<<<<

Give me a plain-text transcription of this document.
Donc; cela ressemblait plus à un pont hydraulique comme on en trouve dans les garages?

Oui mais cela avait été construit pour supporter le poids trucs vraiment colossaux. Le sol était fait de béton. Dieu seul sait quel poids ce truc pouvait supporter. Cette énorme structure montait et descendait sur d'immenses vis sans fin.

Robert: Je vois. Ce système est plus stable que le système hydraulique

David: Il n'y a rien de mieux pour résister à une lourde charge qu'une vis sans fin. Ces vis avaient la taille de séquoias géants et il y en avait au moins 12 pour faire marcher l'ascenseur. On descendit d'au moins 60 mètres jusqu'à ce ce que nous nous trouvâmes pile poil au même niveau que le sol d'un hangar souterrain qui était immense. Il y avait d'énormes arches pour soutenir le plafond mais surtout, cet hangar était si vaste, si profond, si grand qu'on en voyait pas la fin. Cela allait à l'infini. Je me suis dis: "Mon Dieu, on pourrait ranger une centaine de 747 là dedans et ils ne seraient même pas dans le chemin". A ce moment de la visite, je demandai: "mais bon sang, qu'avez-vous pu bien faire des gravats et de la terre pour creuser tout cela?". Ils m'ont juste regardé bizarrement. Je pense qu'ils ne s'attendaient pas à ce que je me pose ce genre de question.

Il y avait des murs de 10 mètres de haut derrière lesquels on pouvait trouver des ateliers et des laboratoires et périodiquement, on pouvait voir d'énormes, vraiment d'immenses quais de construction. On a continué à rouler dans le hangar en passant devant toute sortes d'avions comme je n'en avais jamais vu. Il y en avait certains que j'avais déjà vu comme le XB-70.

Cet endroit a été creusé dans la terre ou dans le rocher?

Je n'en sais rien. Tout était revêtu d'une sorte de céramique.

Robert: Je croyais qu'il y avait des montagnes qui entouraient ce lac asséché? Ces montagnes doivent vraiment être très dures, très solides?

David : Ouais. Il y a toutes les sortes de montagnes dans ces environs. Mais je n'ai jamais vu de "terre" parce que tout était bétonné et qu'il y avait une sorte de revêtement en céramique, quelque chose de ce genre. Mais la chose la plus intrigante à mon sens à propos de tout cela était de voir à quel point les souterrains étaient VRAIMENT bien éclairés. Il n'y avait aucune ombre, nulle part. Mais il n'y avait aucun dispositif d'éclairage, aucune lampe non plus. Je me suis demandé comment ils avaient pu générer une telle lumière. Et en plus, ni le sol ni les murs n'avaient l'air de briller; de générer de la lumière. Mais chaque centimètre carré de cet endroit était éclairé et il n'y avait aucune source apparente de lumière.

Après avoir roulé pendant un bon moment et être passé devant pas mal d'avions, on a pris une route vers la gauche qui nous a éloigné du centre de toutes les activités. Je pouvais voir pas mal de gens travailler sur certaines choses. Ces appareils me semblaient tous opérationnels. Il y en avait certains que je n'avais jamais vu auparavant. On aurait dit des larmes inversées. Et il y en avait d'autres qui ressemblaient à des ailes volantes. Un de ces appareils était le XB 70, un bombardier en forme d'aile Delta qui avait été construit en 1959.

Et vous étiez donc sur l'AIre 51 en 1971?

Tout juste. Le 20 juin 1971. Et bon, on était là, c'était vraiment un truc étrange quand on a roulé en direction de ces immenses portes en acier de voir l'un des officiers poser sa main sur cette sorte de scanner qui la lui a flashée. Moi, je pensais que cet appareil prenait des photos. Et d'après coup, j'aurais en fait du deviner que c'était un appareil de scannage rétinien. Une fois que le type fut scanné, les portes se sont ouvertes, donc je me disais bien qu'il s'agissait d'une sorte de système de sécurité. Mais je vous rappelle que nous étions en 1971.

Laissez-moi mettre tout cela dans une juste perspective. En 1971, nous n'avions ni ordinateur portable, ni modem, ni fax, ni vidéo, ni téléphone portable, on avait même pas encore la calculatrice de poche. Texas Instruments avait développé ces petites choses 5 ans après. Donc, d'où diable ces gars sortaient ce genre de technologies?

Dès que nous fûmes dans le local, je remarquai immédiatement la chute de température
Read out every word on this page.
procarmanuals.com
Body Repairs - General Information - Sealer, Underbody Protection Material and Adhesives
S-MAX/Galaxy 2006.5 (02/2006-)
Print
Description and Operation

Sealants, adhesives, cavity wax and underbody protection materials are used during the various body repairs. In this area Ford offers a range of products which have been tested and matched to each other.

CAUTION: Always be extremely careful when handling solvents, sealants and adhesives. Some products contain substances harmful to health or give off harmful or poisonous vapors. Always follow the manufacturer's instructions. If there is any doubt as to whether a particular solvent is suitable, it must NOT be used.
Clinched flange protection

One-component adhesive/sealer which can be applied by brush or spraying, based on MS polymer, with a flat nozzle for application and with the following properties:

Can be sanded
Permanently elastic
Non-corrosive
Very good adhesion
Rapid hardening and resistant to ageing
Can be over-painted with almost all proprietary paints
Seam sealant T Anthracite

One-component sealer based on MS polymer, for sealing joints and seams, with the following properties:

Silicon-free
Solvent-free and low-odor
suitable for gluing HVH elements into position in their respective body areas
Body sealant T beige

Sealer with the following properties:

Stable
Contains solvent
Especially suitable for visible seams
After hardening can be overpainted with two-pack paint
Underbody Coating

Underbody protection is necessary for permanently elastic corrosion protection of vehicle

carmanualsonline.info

>>>>

* **GOAL OF THE EXERCISE**
Tally the lines above containing "système". Answer with the count only.

* **EXERCISE ANSWER**
2